> [Problem requirements] Number of lines with the string "improvement" in the entries below: report it, and nothing besides.
══ Material supplied
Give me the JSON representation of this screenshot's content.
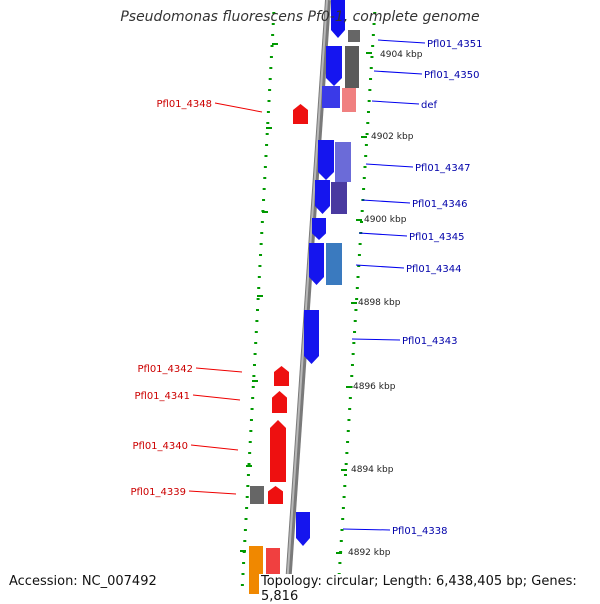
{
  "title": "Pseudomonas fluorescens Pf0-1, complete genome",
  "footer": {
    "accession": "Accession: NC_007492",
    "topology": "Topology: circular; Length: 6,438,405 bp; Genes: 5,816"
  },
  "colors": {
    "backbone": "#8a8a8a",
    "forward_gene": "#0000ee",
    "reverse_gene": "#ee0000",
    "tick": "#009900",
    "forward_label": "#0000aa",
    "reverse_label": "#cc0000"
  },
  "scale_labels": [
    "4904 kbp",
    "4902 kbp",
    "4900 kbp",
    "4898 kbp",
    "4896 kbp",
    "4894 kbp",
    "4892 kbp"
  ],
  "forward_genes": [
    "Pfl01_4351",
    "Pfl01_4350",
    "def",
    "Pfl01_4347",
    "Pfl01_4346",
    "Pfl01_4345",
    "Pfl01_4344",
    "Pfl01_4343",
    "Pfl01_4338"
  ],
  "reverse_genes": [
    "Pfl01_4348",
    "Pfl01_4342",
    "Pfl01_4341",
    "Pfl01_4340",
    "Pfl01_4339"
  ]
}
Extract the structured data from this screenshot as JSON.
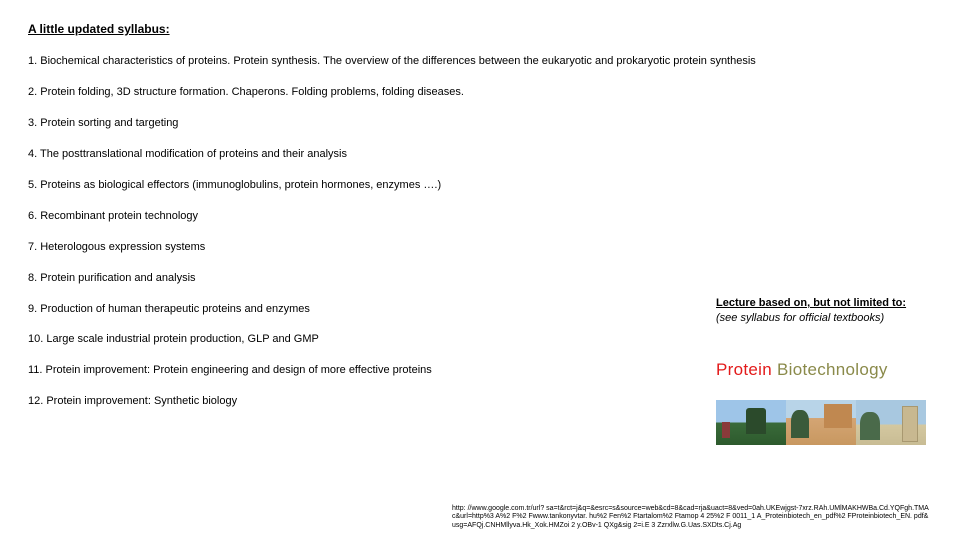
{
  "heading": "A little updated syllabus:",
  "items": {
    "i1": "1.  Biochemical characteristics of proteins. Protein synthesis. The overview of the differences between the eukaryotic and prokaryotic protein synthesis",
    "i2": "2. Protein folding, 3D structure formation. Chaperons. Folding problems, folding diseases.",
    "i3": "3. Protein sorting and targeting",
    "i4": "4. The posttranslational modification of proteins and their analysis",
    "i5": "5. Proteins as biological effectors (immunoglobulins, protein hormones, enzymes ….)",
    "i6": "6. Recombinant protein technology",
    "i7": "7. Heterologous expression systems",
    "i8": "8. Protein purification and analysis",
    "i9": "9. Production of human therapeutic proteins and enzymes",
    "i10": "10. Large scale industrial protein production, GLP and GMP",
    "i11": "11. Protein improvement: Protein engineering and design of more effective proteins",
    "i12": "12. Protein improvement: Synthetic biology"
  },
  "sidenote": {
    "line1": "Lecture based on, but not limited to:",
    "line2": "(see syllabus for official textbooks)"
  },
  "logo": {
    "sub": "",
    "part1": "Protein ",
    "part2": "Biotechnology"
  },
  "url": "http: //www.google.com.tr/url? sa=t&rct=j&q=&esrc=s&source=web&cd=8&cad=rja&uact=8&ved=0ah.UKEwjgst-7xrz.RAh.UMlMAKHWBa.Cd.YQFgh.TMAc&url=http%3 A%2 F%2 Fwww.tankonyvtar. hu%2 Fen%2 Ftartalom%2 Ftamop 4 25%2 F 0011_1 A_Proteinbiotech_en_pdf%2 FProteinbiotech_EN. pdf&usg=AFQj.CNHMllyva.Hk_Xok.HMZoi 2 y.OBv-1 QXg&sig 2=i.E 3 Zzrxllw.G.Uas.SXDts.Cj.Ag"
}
════
> [Response to the task] 2